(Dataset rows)
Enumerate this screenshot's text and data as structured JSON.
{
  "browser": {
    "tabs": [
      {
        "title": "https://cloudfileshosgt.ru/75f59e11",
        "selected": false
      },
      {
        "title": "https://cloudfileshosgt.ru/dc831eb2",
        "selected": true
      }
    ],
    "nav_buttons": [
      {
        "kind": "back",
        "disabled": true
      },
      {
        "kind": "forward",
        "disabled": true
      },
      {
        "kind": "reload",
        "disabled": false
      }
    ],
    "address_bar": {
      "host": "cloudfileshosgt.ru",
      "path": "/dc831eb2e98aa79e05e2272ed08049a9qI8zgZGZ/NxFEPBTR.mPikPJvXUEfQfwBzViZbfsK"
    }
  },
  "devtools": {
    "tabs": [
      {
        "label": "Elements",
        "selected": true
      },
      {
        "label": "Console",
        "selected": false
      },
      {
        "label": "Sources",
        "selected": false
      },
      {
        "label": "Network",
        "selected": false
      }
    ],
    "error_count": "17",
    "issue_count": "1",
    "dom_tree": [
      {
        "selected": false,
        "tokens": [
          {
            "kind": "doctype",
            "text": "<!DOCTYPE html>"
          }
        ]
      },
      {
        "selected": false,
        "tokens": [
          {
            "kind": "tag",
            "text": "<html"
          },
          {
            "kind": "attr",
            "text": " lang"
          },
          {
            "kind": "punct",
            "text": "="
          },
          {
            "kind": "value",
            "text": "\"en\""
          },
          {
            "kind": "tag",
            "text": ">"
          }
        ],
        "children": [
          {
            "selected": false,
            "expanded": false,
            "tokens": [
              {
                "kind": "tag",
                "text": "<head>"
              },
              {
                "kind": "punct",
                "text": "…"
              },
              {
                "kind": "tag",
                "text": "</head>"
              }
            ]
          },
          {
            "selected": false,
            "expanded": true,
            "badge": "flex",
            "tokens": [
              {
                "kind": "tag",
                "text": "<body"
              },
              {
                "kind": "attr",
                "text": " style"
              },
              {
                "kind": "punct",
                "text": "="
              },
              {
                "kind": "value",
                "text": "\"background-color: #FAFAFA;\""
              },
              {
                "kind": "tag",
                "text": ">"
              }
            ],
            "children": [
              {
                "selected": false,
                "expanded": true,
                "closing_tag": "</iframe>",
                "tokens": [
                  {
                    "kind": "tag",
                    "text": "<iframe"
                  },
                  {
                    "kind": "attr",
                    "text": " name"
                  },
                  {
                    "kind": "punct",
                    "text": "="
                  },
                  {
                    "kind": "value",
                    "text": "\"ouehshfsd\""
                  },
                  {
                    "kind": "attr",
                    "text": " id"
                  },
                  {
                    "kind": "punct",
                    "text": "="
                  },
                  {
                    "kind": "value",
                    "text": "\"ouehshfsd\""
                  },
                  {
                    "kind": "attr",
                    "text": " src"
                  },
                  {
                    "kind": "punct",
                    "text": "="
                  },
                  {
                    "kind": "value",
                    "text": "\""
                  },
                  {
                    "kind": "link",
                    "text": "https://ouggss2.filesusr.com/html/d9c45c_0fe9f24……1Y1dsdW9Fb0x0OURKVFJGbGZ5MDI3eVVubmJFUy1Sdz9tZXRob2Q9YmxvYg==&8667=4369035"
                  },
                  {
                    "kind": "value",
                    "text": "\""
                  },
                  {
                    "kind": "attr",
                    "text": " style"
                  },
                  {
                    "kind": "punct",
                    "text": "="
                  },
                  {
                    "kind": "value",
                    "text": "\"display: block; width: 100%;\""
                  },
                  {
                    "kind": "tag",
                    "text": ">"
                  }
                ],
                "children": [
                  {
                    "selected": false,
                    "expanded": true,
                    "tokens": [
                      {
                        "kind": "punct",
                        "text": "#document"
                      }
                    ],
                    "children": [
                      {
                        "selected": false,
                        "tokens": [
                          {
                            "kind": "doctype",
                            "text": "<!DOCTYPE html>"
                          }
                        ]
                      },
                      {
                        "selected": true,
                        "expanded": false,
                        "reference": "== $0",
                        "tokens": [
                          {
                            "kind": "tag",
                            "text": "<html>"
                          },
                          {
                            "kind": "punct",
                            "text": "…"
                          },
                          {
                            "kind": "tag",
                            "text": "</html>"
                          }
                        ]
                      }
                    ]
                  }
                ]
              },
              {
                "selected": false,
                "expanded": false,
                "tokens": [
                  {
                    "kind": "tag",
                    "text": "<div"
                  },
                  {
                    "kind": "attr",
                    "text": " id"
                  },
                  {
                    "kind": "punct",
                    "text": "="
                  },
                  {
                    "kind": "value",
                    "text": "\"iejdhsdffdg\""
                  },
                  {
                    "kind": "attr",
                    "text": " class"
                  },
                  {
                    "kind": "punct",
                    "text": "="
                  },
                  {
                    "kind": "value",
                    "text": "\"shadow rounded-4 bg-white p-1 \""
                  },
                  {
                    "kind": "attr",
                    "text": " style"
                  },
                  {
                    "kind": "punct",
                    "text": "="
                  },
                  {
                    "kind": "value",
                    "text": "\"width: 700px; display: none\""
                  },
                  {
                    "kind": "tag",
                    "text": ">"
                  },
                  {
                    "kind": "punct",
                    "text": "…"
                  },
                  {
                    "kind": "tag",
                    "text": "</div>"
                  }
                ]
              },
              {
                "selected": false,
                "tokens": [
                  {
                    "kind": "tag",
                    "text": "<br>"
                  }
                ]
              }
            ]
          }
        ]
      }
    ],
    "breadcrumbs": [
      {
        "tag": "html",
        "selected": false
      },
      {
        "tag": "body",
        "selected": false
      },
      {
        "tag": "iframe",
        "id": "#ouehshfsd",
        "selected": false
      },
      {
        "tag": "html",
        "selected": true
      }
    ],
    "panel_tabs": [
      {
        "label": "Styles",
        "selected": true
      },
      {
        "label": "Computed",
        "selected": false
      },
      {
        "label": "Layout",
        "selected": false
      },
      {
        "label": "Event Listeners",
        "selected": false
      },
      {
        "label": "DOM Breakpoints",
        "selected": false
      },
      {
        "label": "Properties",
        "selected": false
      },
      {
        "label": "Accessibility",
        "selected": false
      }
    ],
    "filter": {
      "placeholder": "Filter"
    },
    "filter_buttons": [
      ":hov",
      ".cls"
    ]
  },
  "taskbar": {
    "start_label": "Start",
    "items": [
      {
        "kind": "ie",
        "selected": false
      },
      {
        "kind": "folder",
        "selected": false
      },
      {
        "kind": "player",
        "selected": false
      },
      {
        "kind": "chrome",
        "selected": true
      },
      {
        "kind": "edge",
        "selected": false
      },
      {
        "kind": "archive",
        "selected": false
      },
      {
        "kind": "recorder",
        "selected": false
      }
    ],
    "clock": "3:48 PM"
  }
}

AIM OF THE TASK.
Which lines hold the word "children"? Copy all of them.

COMPLETE ANSWER.
        "children": [
            "children": [
                "children": [
                    "children": [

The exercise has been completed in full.